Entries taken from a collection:

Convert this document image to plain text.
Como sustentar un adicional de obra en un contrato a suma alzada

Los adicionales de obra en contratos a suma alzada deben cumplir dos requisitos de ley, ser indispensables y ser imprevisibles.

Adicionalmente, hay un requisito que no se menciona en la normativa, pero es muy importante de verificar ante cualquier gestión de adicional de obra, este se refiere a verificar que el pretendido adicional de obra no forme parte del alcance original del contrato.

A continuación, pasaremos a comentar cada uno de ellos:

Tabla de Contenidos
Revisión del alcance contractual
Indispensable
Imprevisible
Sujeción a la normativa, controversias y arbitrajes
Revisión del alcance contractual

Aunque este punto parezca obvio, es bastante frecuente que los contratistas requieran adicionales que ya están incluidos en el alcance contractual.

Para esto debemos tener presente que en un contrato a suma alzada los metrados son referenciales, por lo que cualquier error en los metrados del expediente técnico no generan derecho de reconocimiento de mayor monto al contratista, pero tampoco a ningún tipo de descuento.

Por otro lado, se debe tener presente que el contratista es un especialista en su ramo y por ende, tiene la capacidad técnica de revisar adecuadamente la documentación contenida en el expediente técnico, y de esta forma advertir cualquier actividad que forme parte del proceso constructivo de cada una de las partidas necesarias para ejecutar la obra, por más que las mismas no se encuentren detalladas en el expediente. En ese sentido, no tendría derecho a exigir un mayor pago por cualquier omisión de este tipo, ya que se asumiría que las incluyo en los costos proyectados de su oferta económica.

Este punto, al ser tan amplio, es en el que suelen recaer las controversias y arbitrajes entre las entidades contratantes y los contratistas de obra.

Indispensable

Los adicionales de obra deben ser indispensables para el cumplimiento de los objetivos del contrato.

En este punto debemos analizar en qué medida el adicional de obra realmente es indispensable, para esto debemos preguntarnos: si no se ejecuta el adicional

==

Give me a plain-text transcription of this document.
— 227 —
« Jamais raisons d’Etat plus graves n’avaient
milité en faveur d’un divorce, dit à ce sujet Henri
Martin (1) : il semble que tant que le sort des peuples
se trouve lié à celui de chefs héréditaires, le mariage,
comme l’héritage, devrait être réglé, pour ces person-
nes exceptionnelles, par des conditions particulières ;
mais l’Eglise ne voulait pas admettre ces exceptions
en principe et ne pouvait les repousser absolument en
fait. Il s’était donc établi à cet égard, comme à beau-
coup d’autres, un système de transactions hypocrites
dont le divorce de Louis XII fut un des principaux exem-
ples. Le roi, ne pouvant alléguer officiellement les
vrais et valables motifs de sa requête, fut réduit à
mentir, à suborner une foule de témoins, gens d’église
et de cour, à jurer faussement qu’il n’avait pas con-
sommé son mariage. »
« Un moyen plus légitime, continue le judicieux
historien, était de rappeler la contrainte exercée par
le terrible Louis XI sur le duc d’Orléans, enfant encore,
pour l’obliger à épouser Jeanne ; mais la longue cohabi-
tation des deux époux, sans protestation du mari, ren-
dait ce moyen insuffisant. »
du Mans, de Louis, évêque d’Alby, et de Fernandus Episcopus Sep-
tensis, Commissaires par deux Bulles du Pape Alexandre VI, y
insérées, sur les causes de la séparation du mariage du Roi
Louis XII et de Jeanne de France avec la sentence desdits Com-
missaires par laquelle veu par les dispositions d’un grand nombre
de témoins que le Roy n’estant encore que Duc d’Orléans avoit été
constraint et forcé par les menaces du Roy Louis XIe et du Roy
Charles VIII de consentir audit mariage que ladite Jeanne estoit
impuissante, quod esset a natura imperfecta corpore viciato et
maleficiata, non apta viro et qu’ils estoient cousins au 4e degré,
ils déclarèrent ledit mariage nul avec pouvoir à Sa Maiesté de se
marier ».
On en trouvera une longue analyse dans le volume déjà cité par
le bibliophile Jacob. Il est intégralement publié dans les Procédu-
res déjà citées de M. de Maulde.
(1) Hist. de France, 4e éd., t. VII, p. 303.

_Directive_
Pull out all lines containing the word "obra" from the entries above.

_Exercise solution_
Como sustentar un adicional de obra en un contrato a suma alzada
Los adicionales de obra en contratos a suma alzada deben cumplir dos requisitos de ley, ser indispensables y ser imprevisibles.
Adicionalmente, hay un requisito que no se menciona en la normativa, pero es muy importante de verificar ante cualquier gestión de adicional de obra, este se refiere a verificar que el pretendido adicional de obra no forme parte del alcance original del contrato.
Por otro lado, se debe tener presente que el contratista es un especialista en su ramo y por ende, tiene la capacidad técnica de revisar adecuadamente la documentación contenida en el expediente técnico, y de esta forma advertir cualquier actividad que forme parte del proceso constructivo de cada una de las partidas necesarias para ejecutar la obra, por más que las mismas no se encuentren detalladas en el expediente. En ese sentido, no tendría derecho a exigir un mayor pago por cualquier omisión de este tipo, ya que se asumiría que las incluyo en los costos proyectados de su oferta económica.
Este punto, al ser tan amplio, es en el que suelen recaer las controversias y arbitrajes entre las entidades contratantes y los contratistas de obra.
Los adicionales de obra deben ser indispensables para el cumplimiento de los objetivos del contrato.
En este punto debemos analizar en qué medida el adicional de obra realmente es indispensable, para esto debemos preguntarnos: si no se ejecuta el adicional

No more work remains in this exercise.